* Problem description
Each line that holds the word "phone" counts once; report the total and nothing else.

(Data records)
◆ ◆ ◆

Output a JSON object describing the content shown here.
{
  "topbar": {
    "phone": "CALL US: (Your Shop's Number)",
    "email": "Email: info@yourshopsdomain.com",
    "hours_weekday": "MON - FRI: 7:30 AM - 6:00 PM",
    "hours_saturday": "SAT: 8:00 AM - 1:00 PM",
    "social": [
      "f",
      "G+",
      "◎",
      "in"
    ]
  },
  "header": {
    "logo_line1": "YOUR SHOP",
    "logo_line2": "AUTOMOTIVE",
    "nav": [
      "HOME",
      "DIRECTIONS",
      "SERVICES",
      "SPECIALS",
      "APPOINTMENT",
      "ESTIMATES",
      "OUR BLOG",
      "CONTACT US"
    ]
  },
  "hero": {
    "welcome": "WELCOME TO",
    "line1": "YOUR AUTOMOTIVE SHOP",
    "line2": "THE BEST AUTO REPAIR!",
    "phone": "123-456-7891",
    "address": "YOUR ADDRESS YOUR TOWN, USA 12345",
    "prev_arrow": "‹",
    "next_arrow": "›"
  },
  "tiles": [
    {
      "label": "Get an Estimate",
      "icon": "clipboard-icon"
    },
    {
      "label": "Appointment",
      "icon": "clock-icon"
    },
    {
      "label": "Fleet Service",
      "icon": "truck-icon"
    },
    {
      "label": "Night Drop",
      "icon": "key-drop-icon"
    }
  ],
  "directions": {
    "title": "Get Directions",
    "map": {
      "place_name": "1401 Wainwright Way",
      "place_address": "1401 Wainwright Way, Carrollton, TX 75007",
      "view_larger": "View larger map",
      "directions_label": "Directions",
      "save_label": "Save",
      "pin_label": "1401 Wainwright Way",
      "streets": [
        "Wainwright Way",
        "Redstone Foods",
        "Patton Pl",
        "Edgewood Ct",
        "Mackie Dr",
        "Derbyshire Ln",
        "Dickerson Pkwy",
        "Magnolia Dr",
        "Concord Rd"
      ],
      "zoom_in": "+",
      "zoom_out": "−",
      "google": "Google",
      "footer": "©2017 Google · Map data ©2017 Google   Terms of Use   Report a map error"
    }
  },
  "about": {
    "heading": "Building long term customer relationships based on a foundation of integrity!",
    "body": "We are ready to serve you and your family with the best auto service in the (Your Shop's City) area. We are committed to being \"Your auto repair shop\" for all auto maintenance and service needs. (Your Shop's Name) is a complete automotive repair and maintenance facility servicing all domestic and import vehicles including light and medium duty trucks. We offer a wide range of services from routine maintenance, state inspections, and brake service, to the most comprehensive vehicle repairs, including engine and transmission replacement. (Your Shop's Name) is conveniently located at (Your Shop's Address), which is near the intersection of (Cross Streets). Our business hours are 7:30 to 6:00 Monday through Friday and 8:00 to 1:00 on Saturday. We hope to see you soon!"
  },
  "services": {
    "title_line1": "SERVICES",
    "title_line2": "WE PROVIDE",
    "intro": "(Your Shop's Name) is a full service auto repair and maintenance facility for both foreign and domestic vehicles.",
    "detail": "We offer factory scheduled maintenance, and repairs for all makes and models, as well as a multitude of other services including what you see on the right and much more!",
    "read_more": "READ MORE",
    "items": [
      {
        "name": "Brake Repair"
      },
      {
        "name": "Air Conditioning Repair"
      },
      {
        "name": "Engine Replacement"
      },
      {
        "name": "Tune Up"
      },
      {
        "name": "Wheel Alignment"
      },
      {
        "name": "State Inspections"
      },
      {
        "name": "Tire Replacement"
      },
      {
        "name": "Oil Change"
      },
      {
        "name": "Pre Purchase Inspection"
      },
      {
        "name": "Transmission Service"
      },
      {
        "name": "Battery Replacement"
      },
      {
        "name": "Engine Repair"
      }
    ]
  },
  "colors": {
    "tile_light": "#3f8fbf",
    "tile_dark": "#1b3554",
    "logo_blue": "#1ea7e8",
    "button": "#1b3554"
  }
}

◆ ◆ ◆

* The solution
2